> _RECORDED INFORMATION_

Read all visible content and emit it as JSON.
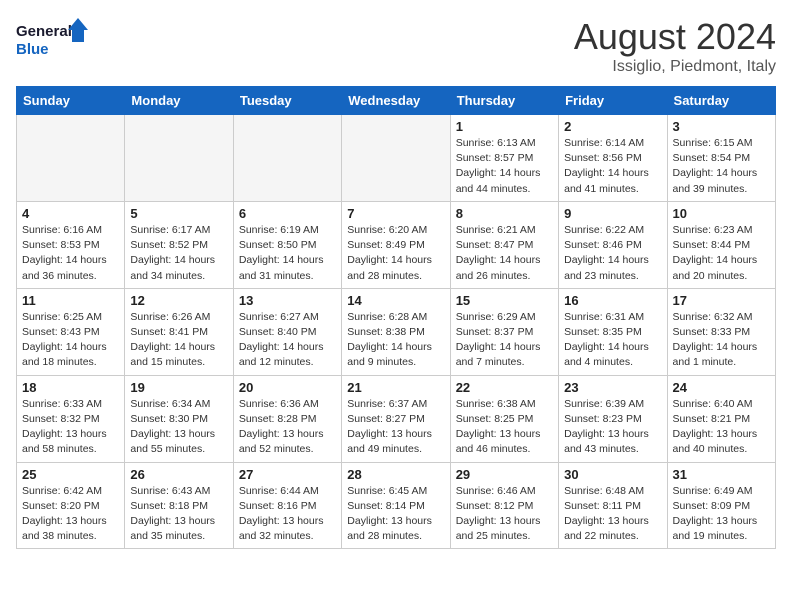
{
  "logo": {
    "line1": "General",
    "line2": "Blue"
  },
  "title": "August 2024",
  "location": "Issiglio, Piedmont, Italy",
  "weekdays": [
    "Sunday",
    "Monday",
    "Tuesday",
    "Wednesday",
    "Thursday",
    "Friday",
    "Saturday"
  ],
  "weeks": [
    [
      {
        "day": "",
        "info": ""
      },
      {
        "day": "",
        "info": ""
      },
      {
        "day": "",
        "info": ""
      },
      {
        "day": "",
        "info": ""
      },
      {
        "day": "1",
        "info": "Sunrise: 6:13 AM\nSunset: 8:57 PM\nDaylight: 14 hours\nand 44 minutes."
      },
      {
        "day": "2",
        "info": "Sunrise: 6:14 AM\nSunset: 8:56 PM\nDaylight: 14 hours\nand 41 minutes."
      },
      {
        "day": "3",
        "info": "Sunrise: 6:15 AM\nSunset: 8:54 PM\nDaylight: 14 hours\nand 39 minutes."
      }
    ],
    [
      {
        "day": "4",
        "info": "Sunrise: 6:16 AM\nSunset: 8:53 PM\nDaylight: 14 hours\nand 36 minutes."
      },
      {
        "day": "5",
        "info": "Sunrise: 6:17 AM\nSunset: 8:52 PM\nDaylight: 14 hours\nand 34 minutes."
      },
      {
        "day": "6",
        "info": "Sunrise: 6:19 AM\nSunset: 8:50 PM\nDaylight: 14 hours\nand 31 minutes."
      },
      {
        "day": "7",
        "info": "Sunrise: 6:20 AM\nSunset: 8:49 PM\nDaylight: 14 hours\nand 28 minutes."
      },
      {
        "day": "8",
        "info": "Sunrise: 6:21 AM\nSunset: 8:47 PM\nDaylight: 14 hours\nand 26 minutes."
      },
      {
        "day": "9",
        "info": "Sunrise: 6:22 AM\nSunset: 8:46 PM\nDaylight: 14 hours\nand 23 minutes."
      },
      {
        "day": "10",
        "info": "Sunrise: 6:23 AM\nSunset: 8:44 PM\nDaylight: 14 hours\nand 20 minutes."
      }
    ],
    [
      {
        "day": "11",
        "info": "Sunrise: 6:25 AM\nSunset: 8:43 PM\nDaylight: 14 hours\nand 18 minutes."
      },
      {
        "day": "12",
        "info": "Sunrise: 6:26 AM\nSunset: 8:41 PM\nDaylight: 14 hours\nand 15 minutes."
      },
      {
        "day": "13",
        "info": "Sunrise: 6:27 AM\nSunset: 8:40 PM\nDaylight: 14 hours\nand 12 minutes."
      },
      {
        "day": "14",
        "info": "Sunrise: 6:28 AM\nSunset: 8:38 PM\nDaylight: 14 hours\nand 9 minutes."
      },
      {
        "day": "15",
        "info": "Sunrise: 6:29 AM\nSunset: 8:37 PM\nDaylight: 14 hours\nand 7 minutes."
      },
      {
        "day": "16",
        "info": "Sunrise: 6:31 AM\nSunset: 8:35 PM\nDaylight: 14 hours\nand 4 minutes."
      },
      {
        "day": "17",
        "info": "Sunrise: 6:32 AM\nSunset: 8:33 PM\nDaylight: 14 hours\nand 1 minute."
      }
    ],
    [
      {
        "day": "18",
        "info": "Sunrise: 6:33 AM\nSunset: 8:32 PM\nDaylight: 13 hours\nand 58 minutes."
      },
      {
        "day": "19",
        "info": "Sunrise: 6:34 AM\nSunset: 8:30 PM\nDaylight: 13 hours\nand 55 minutes."
      },
      {
        "day": "20",
        "info": "Sunrise: 6:36 AM\nSunset: 8:28 PM\nDaylight: 13 hours\nand 52 minutes."
      },
      {
        "day": "21",
        "info": "Sunrise: 6:37 AM\nSunset: 8:27 PM\nDaylight: 13 hours\nand 49 minutes."
      },
      {
        "day": "22",
        "info": "Sunrise: 6:38 AM\nSunset: 8:25 PM\nDaylight: 13 hours\nand 46 minutes."
      },
      {
        "day": "23",
        "info": "Sunrise: 6:39 AM\nSunset: 8:23 PM\nDaylight: 13 hours\nand 43 minutes."
      },
      {
        "day": "24",
        "info": "Sunrise: 6:40 AM\nSunset: 8:21 PM\nDaylight: 13 hours\nand 40 minutes."
      }
    ],
    [
      {
        "day": "25",
        "info": "Sunrise: 6:42 AM\nSunset: 8:20 PM\nDaylight: 13 hours\nand 38 minutes."
      },
      {
        "day": "26",
        "info": "Sunrise: 6:43 AM\nSunset: 8:18 PM\nDaylight: 13 hours\nand 35 minutes."
      },
      {
        "day": "27",
        "info": "Sunrise: 6:44 AM\nSunset: 8:16 PM\nDaylight: 13 hours\nand 32 minutes."
      },
      {
        "day": "28",
        "info": "Sunrise: 6:45 AM\nSunset: 8:14 PM\nDaylight: 13 hours\nand 28 minutes."
      },
      {
        "day": "29",
        "info": "Sunrise: 6:46 AM\nSunset: 8:12 PM\nDaylight: 13 hours\nand 25 minutes."
      },
      {
        "day": "30",
        "info": "Sunrise: 6:48 AM\nSunset: 8:11 PM\nDaylight: 13 hours\nand 22 minutes."
      },
      {
        "day": "31",
        "info": "Sunrise: 6:49 AM\nSunset: 8:09 PM\nDaylight: 13 hours\nand 19 minutes."
      }
    ]
  ]
}
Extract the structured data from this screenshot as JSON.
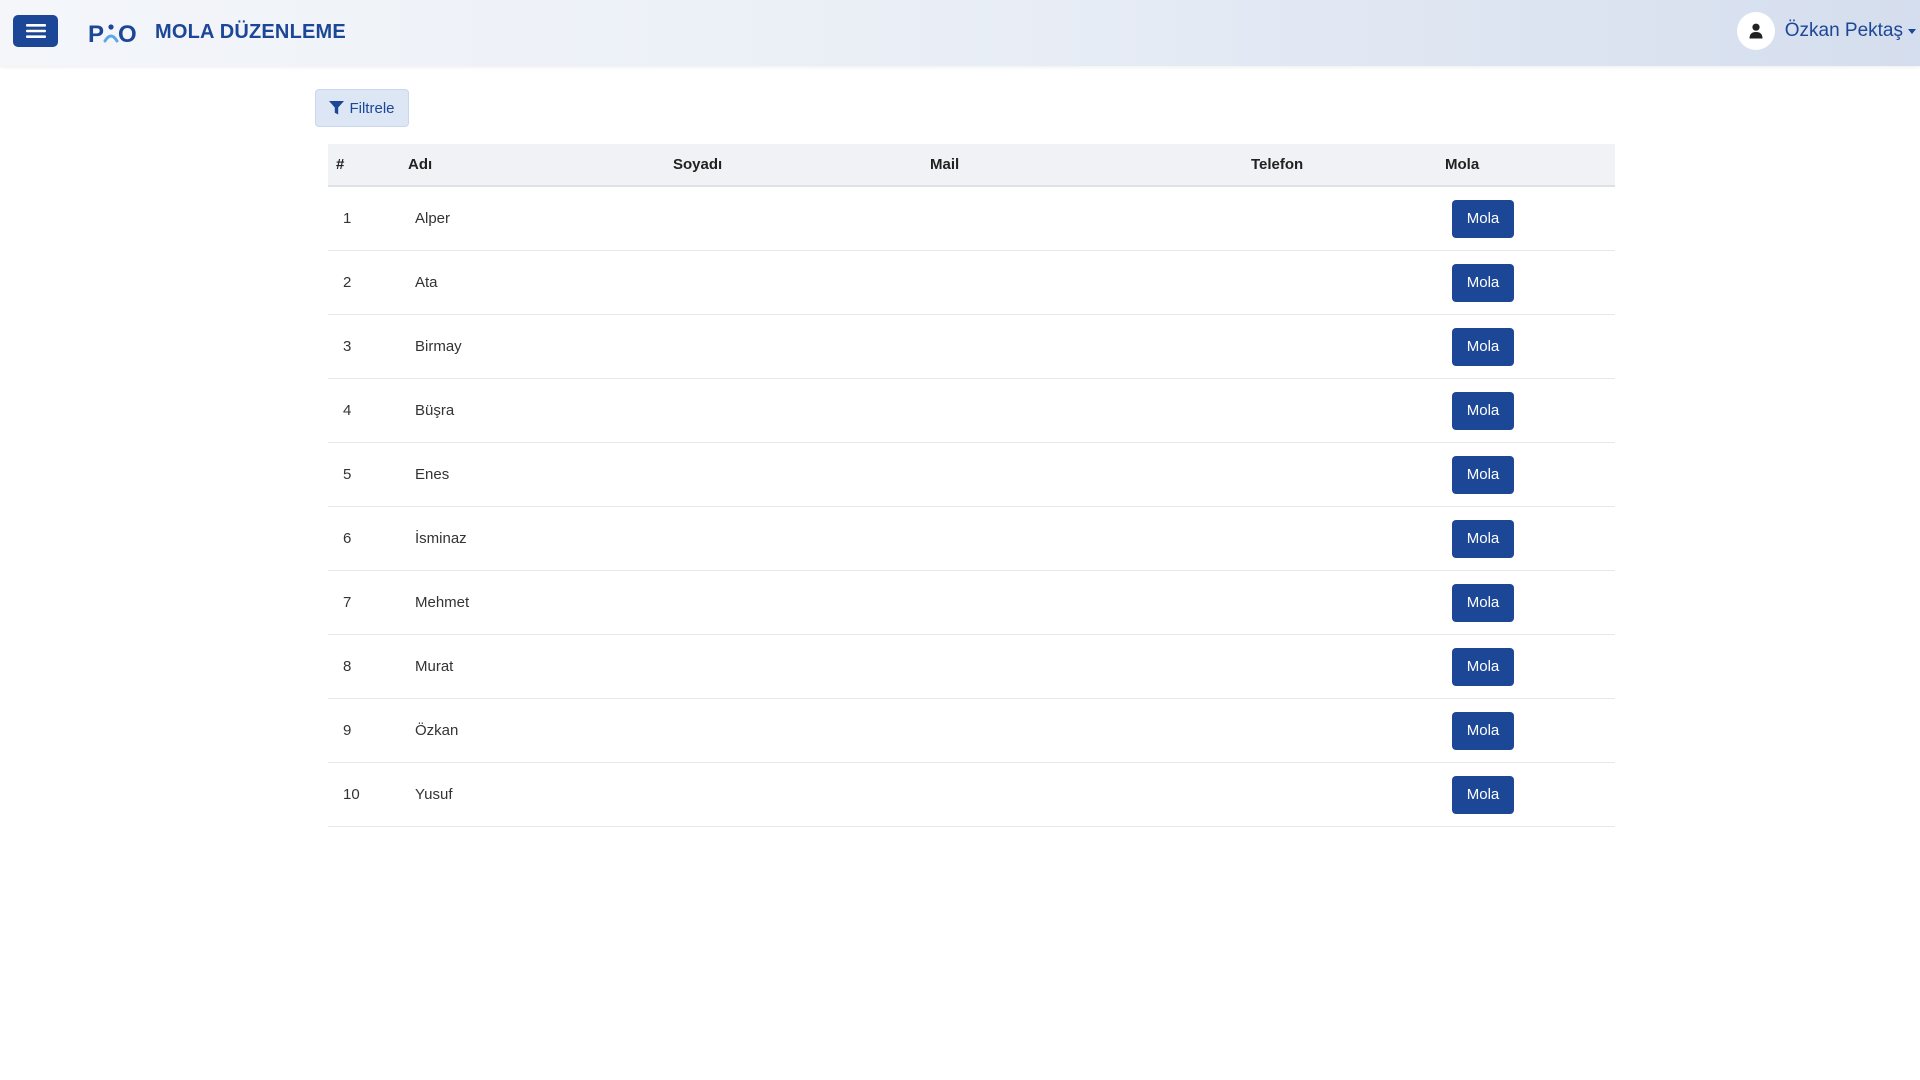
{
  "header": {
    "brand": "P•O",
    "title": "MOLA DÜZENLEME",
    "user_name": "Özkan Pektaş",
    "colors": {
      "primary": "#1c4796"
    },
    "icons": {
      "menu": "hamburger-icon",
      "user": "user-icon",
      "dropdown": "caret-down-icon"
    }
  },
  "toolbar": {
    "filter_label": "Filtrele",
    "filter_icon": "filter-icon"
  },
  "table": {
    "columns": [
      "#",
      "Adı",
      "Soyadı",
      "Mail",
      "Telefon",
      "Mola"
    ],
    "rows": [
      {
        "num": "1",
        "name": "Alper",
        "surname": "",
        "mail": "",
        "phone": "",
        "action": "Mola"
      },
      {
        "num": "2",
        "name": "Ata",
        "surname": "",
        "mail": "",
        "phone": "",
        "action": "Mola"
      },
      {
        "num": "3",
        "name": "Birmay",
        "surname": "",
        "mail": "",
        "phone": "",
        "action": "Mola"
      },
      {
        "num": "4",
        "name": "Büşra",
        "surname": "",
        "mail": "",
        "phone": "",
        "action": "Mola"
      },
      {
        "num": "5",
        "name": "Enes",
        "surname": "",
        "mail": "",
        "phone": "",
        "action": "Mola"
      },
      {
        "num": "6",
        "name": "İsminaz",
        "surname": "",
        "mail": "",
        "phone": "",
        "action": "Mola"
      },
      {
        "num": "7",
        "name": "Mehmet",
        "surname": "",
        "mail": "",
        "phone": "",
        "action": "Mola"
      },
      {
        "num": "8",
        "name": "Murat",
        "surname": "",
        "mail": "",
        "phone": "",
        "action": "Mola"
      },
      {
        "num": "9",
        "name": "Özkan",
        "surname": "",
        "mail": "",
        "phone": "",
        "action": "Mola"
      },
      {
        "num": "10",
        "name": "Yusuf",
        "surname": "",
        "mail": "",
        "phone": "",
        "action": "Mola"
      }
    ]
  }
}
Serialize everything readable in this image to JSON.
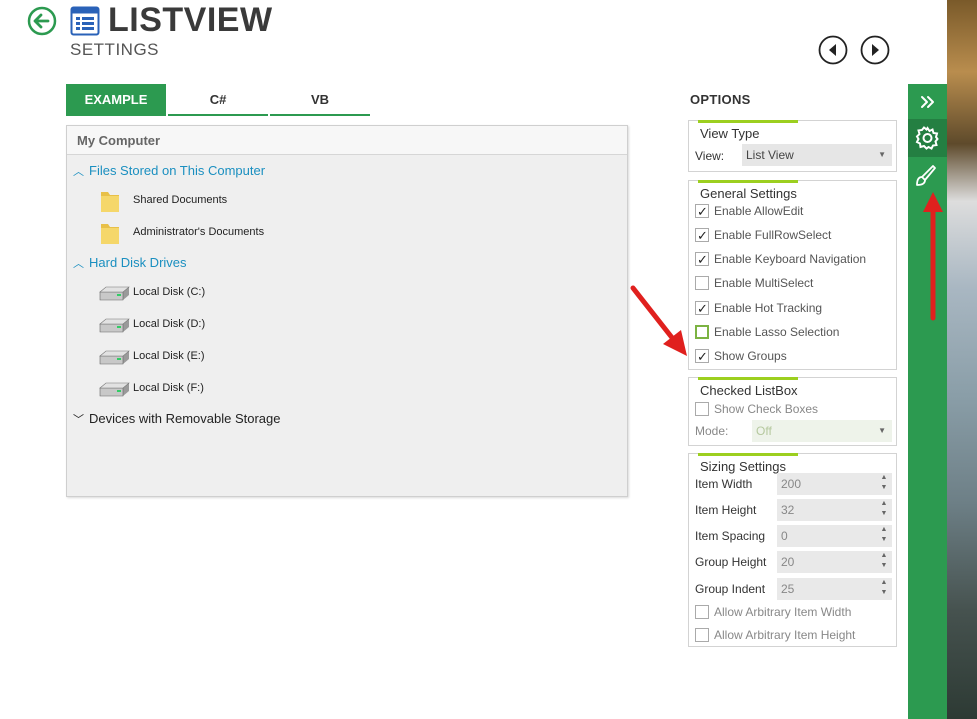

> _SET TASK_
Print each entry shown above with exact wording and no pictures.

> _CORRECT OUTPUT_
Read all visible content and emit it as JSON.
{
  "logo": {
    "line1": "General",
    "line2": "Blue"
  },
  "title": "August 2024",
  "location": "Issiglio, Piedmont, Italy",
  "weekdays": [
    "Sunday",
    "Monday",
    "Tuesday",
    "Wednesday",
    "Thursday",
    "Friday",
    "Saturday"
  ],
  "weeks": [
    [
      {
        "day": "",
        "info": ""
      },
      {
        "day": "",
        "info": ""
      },
      {
        "day": "",
        "info": ""
      },
      {
        "day": "",
        "info": ""
      },
      {
        "day": "1",
        "info": "Sunrise: 6:13 AM\nSunset: 8:57 PM\nDaylight: 14 hours\nand 44 minutes."
      },
      {
        "day": "2",
        "info": "Sunrise: 6:14 AM\nSunset: 8:56 PM\nDaylight: 14 hours\nand 41 minutes."
      },
      {
        "day": "3",
        "info": "Sunrise: 6:15 AM\nSunset: 8:54 PM\nDaylight: 14 hours\nand 39 minutes."
      }
    ],
    [
      {
        "day": "4",
        "info": "Sunrise: 6:16 AM\nSunset: 8:53 PM\nDaylight: 14 hours\nand 36 minutes."
      },
      {
        "day": "5",
        "info": "Sunrise: 6:17 AM\nSunset: 8:52 PM\nDaylight: 14 hours\nand 34 minutes."
      },
      {
        "day": "6",
        "info": "Sunrise: 6:19 AM\nSunset: 8:50 PM\nDaylight: 14 hours\nand 31 minutes."
      },
      {
        "day": "7",
        "info": "Sunrise: 6:20 AM\nSunset: 8:49 PM\nDaylight: 14 hours\nand 28 minutes."
      },
      {
        "day": "8",
        "info": "Sunrise: 6:21 AM\nSunset: 8:47 PM\nDaylight: 14 hours\nand 26 minutes."
      },
      {
        "day": "9",
        "info": "Sunrise: 6:22 AM\nSunset: 8:46 PM\nDaylight: 14 hours\nand 23 minutes."
      },
      {
        "day": "10",
        "info": "Sunrise: 6:23 AM\nSunset: 8:44 PM\nDaylight: 14 hours\nand 20 minutes."
      }
    ],
    [
      {
        "day": "11",
        "info": "Sunrise: 6:25 AM\nSunset: 8:43 PM\nDaylight: 14 hours\nand 18 minutes."
      },
      {
        "day": "12",
        "info": "Sunrise: 6:26 AM\nSunset: 8:41 PM\nDaylight: 14 hours\nand 15 minutes."
      },
      {
        "day": "13",
        "info": "Sunrise: 6:27 AM\nSunset: 8:40 PM\nDaylight: 14 hours\nand 12 minutes."
      },
      {
        "day": "14",
        "info": "Sunrise: 6:28 AM\nSunset: 8:38 PM\nDaylight: 14 hours\nand 9 minutes."
      },
      {
        "day": "15",
        "info": "Sunrise: 6:29 AM\nSunset: 8:37 PM\nDaylight: 14 hours\nand 7 minutes."
      },
      {
        "day": "16",
        "info": "Sunrise: 6:31 AM\nSunset: 8:35 PM\nDaylight: 14 hours\nand 4 minutes."
      },
      {
        "day": "17",
        "info": "Sunrise: 6:32 AM\nSunset: 8:33 PM\nDaylight: 14 hours\nand 1 minute."
      }
    ],
    [
      {
        "day": "18",
        "info": "Sunrise: 6:33 AM\nSunset: 8:32 PM\nDaylight: 13 hours\nand 58 minutes."
      },
      {
        "day": "19",
        "info": "Sunrise: 6:34 AM\nSunset: 8:30 PM\nDaylight: 13 hours\nand 55 minutes."
      },
      {
        "day": "20",
        "info": "Sunrise: 6:36 AM\nSunset: 8:28 PM\nDaylight: 13 hours\nand 52 minutes."
      },
      {
        "day": "21",
        "info": "Sunrise: 6:37 AM\nSunset: 8:27 PM\nDaylight: 13 hours\nand 49 minutes."
      },
      {
        "day": "22",
        "info": "Sunrise: 6:38 AM\nSunset: 8:25 PM\nDaylight: 13 hours\nand 46 minutes."
      },
      {
        "day": "23",
        "info": "Sunrise: 6:39 AM\nSunset: 8:23 PM\nDaylight: 13 hours\nand 43 minutes."
      },
      {
        "day": "24",
        "info": "Sunrise: 6:40 AM\nSunset: 8:21 PM\nDaylight: 13 hours\nand 40 minutes."
      }
    ],
    [
      {
        "day": "25",
        "info": "Sunrise: 6:42 AM\nSunset: 8:20 PM\nDaylight: 13 hours\nand 38 minutes."
      },
      {
        "day": "26",
        "info": "Sunrise: 6:43 AM\nSunset: 8:18 PM\nDaylight: 13 hours\nand 35 minutes."
      },
      {
        "day": "27",
        "info": "Sunrise: 6:44 AM\nSunset: 8:16 PM\nDaylight: 13 hours\nand 32 minutes."
      },
      {
        "day": "28",
        "info": "Sunrise: 6:45 AM\nSunset: 8:14 PM\nDaylight: 13 hours\nand 28 minutes."
      },
      {
        "day": "29",
        "info": "Sunrise: 6:46 AM\nSunset: 8:12 PM\nDaylight: 13 hours\nand 25 minutes."
      },
      {
        "day": "30",
        "info": "Sunrise: 6:48 AM\nSunset: 8:11 PM\nDaylight: 13 hours\nand 22 minutes."
      },
      {
        "day": "31",
        "info": "Sunrise: 6:49 AM\nSunset: 8:09 PM\nDaylight: 13 hours\nand 19 minutes."
      }
    ]
  ]
}
Extract the structured data from this screenshot as JSON.
{
  "header": {
    "brand": "P•O",
    "title": "MOLA DÜZENLEME",
    "user_name": "Özkan Pektaş",
    "colors": {
      "primary": "#1c4796"
    },
    "icons": {
      "menu": "hamburger-icon",
      "user": "user-icon",
      "dropdown": "caret-down-icon"
    }
  },
  "toolbar": {
    "filter_label": "Filtrele",
    "filter_icon": "filter-icon"
  },
  "table": {
    "columns": [
      "#",
      "Adı",
      "Soyadı",
      "Mail",
      "Telefon",
      "Mola"
    ],
    "rows": [
      {
        "num": "1",
        "name": "Alper",
        "surname": "",
        "mail": "",
        "phone": "",
        "action": "Mola"
      },
      {
        "num": "2",
        "name": "Ata",
        "surname": "",
        "mail": "",
        "phone": "",
        "action": "Mola"
      },
      {
        "num": "3",
        "name": "Birmay",
        "surname": "",
        "mail": "",
        "phone": "",
        "action": "Mola"
      },
      {
        "num": "4",
        "name": "Büşra",
        "surname": "",
        "mail": "",
        "phone": "",
        "action": "Mola"
      },
      {
        "num": "5",
        "name": "Enes",
        "surname": "",
        "mail": "",
        "phone": "",
        "action": "Mola"
      },
      {
        "num": "6",
        "name": "İsminaz",
        "surname": "",
        "mail": "",
        "phone": "",
        "action": "Mola"
      },
      {
        "num": "7",
        "name": "Mehmet",
        "surname": "",
        "mail": "",
        "phone": "",
        "action": "Mola"
      },
      {
        "num": "8",
        "name": "Murat",
        "surname": "",
        "mail": "",
        "phone": "",
        "action": "Mola"
      },
      {
        "num": "9",
        "name": "Özkan",
        "surname": "",
        "mail": "",
        "phone": "",
        "action": "Mola"
      },
      {
        "num": "10",
        "name": "Yusuf",
        "surname": "",
        "mail": "",
        "phone": "",
        "action": "Mola"
      }
    ]
  }
}
Serialize everything readable in this image to JSON.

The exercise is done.